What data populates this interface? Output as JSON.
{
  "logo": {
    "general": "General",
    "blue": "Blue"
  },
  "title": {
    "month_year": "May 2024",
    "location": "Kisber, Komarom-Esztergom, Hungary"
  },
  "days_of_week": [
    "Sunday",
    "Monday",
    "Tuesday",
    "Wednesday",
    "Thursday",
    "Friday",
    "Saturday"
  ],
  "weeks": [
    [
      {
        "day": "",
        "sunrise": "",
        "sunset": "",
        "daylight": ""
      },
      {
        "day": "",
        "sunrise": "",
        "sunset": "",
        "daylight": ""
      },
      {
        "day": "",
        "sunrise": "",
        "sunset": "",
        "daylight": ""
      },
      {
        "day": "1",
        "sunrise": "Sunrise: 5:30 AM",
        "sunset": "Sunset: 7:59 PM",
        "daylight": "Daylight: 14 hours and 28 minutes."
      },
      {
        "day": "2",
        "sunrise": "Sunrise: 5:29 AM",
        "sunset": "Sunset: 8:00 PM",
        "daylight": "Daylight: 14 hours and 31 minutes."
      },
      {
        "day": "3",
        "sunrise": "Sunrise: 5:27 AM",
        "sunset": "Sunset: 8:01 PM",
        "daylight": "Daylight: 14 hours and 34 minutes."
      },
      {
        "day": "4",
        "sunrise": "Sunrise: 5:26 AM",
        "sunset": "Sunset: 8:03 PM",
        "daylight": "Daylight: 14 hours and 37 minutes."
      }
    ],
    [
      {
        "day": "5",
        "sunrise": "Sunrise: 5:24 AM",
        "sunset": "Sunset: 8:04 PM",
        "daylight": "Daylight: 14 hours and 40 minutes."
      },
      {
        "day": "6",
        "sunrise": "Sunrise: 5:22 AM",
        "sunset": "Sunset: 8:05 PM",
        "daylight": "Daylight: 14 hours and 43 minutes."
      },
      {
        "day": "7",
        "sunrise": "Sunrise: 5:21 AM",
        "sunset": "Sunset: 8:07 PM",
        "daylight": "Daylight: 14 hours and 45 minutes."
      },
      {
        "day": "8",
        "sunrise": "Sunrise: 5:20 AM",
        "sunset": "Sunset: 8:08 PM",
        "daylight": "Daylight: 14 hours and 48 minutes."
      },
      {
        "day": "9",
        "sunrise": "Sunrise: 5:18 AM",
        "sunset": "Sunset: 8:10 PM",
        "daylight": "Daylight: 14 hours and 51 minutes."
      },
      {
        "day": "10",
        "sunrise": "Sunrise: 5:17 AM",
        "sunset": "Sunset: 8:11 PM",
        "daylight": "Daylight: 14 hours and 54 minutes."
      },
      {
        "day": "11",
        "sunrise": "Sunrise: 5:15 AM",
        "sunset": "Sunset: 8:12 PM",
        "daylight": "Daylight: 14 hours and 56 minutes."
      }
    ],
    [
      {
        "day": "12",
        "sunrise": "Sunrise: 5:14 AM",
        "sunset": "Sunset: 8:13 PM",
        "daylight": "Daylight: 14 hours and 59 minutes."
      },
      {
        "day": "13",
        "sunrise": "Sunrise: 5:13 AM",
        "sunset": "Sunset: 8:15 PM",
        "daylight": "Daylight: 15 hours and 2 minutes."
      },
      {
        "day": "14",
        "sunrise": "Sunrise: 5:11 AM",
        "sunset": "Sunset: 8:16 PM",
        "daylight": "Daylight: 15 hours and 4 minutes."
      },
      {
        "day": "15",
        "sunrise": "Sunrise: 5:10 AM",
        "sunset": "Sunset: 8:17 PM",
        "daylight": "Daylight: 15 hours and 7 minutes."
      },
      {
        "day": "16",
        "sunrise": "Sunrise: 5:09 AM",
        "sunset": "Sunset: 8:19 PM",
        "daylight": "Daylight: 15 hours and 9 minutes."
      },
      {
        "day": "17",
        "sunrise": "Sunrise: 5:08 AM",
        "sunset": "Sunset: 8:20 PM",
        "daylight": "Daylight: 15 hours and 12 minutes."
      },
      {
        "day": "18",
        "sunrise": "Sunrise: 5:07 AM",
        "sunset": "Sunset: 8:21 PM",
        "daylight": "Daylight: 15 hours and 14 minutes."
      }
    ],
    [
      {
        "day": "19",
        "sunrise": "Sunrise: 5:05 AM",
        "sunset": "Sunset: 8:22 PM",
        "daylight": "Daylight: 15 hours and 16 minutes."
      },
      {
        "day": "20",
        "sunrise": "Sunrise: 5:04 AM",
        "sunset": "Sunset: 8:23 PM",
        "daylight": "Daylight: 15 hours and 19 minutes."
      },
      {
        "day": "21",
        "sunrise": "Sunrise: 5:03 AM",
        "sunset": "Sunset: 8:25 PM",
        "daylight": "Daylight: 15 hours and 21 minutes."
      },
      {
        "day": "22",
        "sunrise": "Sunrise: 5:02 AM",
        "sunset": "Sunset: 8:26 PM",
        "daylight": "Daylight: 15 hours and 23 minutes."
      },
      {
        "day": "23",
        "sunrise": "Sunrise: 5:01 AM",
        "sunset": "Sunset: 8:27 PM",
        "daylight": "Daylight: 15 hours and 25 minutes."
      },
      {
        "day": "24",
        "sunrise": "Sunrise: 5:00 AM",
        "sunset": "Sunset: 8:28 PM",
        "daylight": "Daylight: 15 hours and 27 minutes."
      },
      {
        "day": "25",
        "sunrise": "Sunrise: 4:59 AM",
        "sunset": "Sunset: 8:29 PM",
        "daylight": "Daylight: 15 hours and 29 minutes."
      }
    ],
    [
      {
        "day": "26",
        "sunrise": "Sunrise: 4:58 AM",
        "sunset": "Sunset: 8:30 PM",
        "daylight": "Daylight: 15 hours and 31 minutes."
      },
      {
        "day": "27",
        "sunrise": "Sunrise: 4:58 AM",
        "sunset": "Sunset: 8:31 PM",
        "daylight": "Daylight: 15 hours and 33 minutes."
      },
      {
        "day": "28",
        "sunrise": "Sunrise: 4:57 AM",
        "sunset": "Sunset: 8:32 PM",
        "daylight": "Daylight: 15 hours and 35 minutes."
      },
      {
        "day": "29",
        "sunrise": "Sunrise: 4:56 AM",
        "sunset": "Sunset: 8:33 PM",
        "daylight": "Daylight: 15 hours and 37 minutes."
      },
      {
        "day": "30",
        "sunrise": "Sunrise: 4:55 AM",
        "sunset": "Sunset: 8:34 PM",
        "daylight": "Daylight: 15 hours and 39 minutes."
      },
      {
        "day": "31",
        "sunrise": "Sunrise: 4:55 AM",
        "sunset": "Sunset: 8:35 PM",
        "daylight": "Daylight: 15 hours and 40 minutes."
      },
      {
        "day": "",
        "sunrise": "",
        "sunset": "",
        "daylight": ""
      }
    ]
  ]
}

#### [Problem to solve]
Quote each line of the data above exactly as written.

#### [Complete output]
What data populates this interface? Output as JSON.
{
  "logo": {
    "general": "General",
    "blue": "Blue"
  },
  "title": {
    "month_year": "May 2024",
    "location": "Kisber, Komarom-Esztergom, Hungary"
  },
  "days_of_week": [
    "Sunday",
    "Monday",
    "Tuesday",
    "Wednesday",
    "Thursday",
    "Friday",
    "Saturday"
  ],
  "weeks": [
    [
      {
        "day": "",
        "sunrise": "",
        "sunset": "",
        "daylight": ""
      },
      {
        "day": "",
        "sunrise": "",
        "sunset": "",
        "daylight": ""
      },
      {
        "day": "",
        "sunrise": "",
        "sunset": "",
        "daylight": ""
      },
      {
        "day": "1",
        "sunrise": "Sunrise: 5:30 AM",
        "sunset": "Sunset: 7:59 PM",
        "daylight": "Daylight: 14 hours and 28 minutes."
      },
      {
        "day": "2",
        "sunrise": "Sunrise: 5:29 AM",
        "sunset": "Sunset: 8:00 PM",
        "daylight": "Daylight: 14 hours and 31 minutes."
      },
      {
        "day": "3",
        "sunrise": "Sunrise: 5:27 AM",
        "sunset": "Sunset: 8:01 PM",
        "daylight": "Daylight: 14 hours and 34 minutes."
      },
      {
        "day": "4",
        "sunrise": "Sunrise: 5:26 AM",
        "sunset": "Sunset: 8:03 PM",
        "daylight": "Daylight: 14 hours and 37 minutes."
      }
    ],
    [
      {
        "day": "5",
        "sunrise": "Sunrise: 5:24 AM",
        "sunset": "Sunset: 8:04 PM",
        "daylight": "Daylight: 14 hours and 40 minutes."
      },
      {
        "day": "6",
        "sunrise": "Sunrise: 5:22 AM",
        "sunset": "Sunset: 8:05 PM",
        "daylight": "Daylight: 14 hours and 43 minutes."
      },
      {
        "day": "7",
        "sunrise": "Sunrise: 5:21 AM",
        "sunset": "Sunset: 8:07 PM",
        "daylight": "Daylight: 14 hours and 45 minutes."
      },
      {
        "day": "8",
        "sunrise": "Sunrise: 5:20 AM",
        "sunset": "Sunset: 8:08 PM",
        "daylight": "Daylight: 14 hours and 48 minutes."
      },
      {
        "day": "9",
        "sunrise": "Sunrise: 5:18 AM",
        "sunset": "Sunset: 8:10 PM",
        "daylight": "Daylight: 14 hours and 51 minutes."
      },
      {
        "day": "10",
        "sunrise": "Sunrise: 5:17 AM",
        "sunset": "Sunset: 8:11 PM",
        "daylight": "Daylight: 14 hours and 54 minutes."
      },
      {
        "day": "11",
        "sunrise": "Sunrise: 5:15 AM",
        "sunset": "Sunset: 8:12 PM",
        "daylight": "Daylight: 14 hours and 56 minutes."
      }
    ],
    [
      {
        "day": "12",
        "sunrise": "Sunrise: 5:14 AM",
        "sunset": "Sunset: 8:13 PM",
        "daylight": "Daylight: 14 hours and 59 minutes."
      },
      {
        "day": "13",
        "sunrise": "Sunrise: 5:13 AM",
        "sunset": "Sunset: 8:15 PM",
        "daylight": "Daylight: 15 hours and 2 minutes."
      },
      {
        "day": "14",
        "sunrise": "Sunrise: 5:11 AM",
        "sunset": "Sunset: 8:16 PM",
        "daylight": "Daylight: 15 hours and 4 minutes."
      },
      {
        "day": "15",
        "sunrise": "Sunrise: 5:10 AM",
        "sunset": "Sunset: 8:17 PM",
        "daylight": "Daylight: 15 hours and 7 minutes."
      },
      {
        "day": "16",
        "sunrise": "Sunrise: 5:09 AM",
        "sunset": "Sunset: 8:19 PM",
        "daylight": "Daylight: 15 hours and 9 minutes."
      },
      {
        "day": "17",
        "sunrise": "Sunrise: 5:08 AM",
        "sunset": "Sunset: 8:20 PM",
        "daylight": "Daylight: 15 hours and 12 minutes."
      },
      {
        "day": "18",
        "sunrise": "Sunrise: 5:07 AM",
        "sunset": "Sunset: 8:21 PM",
        "daylight": "Daylight: 15 hours and 14 minutes."
      }
    ],
    [
      {
        "day": "19",
        "sunrise": "Sunrise: 5:05 AM",
        "sunset": "Sunset: 8:22 PM",
        "daylight": "Daylight: 15 hours and 16 minutes."
      },
      {
        "day": "20",
        "sunrise": "Sunrise: 5:04 AM",
        "sunset": "Sunset: 8:23 PM",
        "daylight": "Daylight: 15 hours and 19 minutes."
      },
      {
        "day": "21",
        "sunrise": "Sunrise: 5:03 AM",
        "sunset": "Sunset: 8:25 PM",
        "daylight": "Daylight: 15 hours and 21 minutes."
      },
      {
        "day": "22",
        "sunrise": "Sunrise: 5:02 AM",
        "sunset": "Sunset: 8:26 PM",
        "daylight": "Daylight: 15 hours and 23 minutes."
      },
      {
        "day": "23",
        "sunrise": "Sunrise: 5:01 AM",
        "sunset": "Sunset: 8:27 PM",
        "daylight": "Daylight: 15 hours and 25 minutes."
      },
      {
        "day": "24",
        "sunrise": "Sunrise: 5:00 AM",
        "sunset": "Sunset: 8:28 PM",
        "daylight": "Daylight: 15 hours and 27 minutes."
      },
      {
        "day": "25",
        "sunrise": "Sunrise: 4:59 AM",
        "sunset": "Sunset: 8:29 PM",
        "daylight": "Daylight: 15 hours and 29 minutes."
      }
    ],
    [
      {
        "day": "26",
        "sunrise": "Sunrise: 4:58 AM",
        "sunset": "Sunset: 8:30 PM",
        "daylight": "Daylight: 15 hours and 31 minutes."
      },
      {
        "day": "27",
        "sunrise": "Sunrise: 4:58 AM",
        "sunset": "Sunset: 8:31 PM",
        "daylight": "Daylight: 15 hours and 33 minutes."
      },
      {
        "day": "28",
        "sunrise": "Sunrise: 4:57 AM",
        "sunset": "Sunset: 8:32 PM",
        "daylight": "Daylight: 15 hours and 35 minutes."
      },
      {
        "day": "29",
        "sunrise": "Sunrise: 4:56 AM",
        "sunset": "Sunset: 8:33 PM",
        "daylight": "Daylight: 15 hours and 37 minutes."
      },
      {
        "day": "30",
        "sunrise": "Sunrise: 4:55 AM",
        "sunset": "Sunset: 8:34 PM",
        "daylight": "Daylight: 15 hours and 39 minutes."
      },
      {
        "day": "31",
        "sunrise": "Sunrise: 4:55 AM",
        "sunset": "Sunset: 8:35 PM",
        "daylight": "Daylight: 15 hours and 40 minutes."
      },
      {
        "day": "",
        "sunrise": "",
        "sunset": "",
        "daylight": ""
      }
    ]
  ]
}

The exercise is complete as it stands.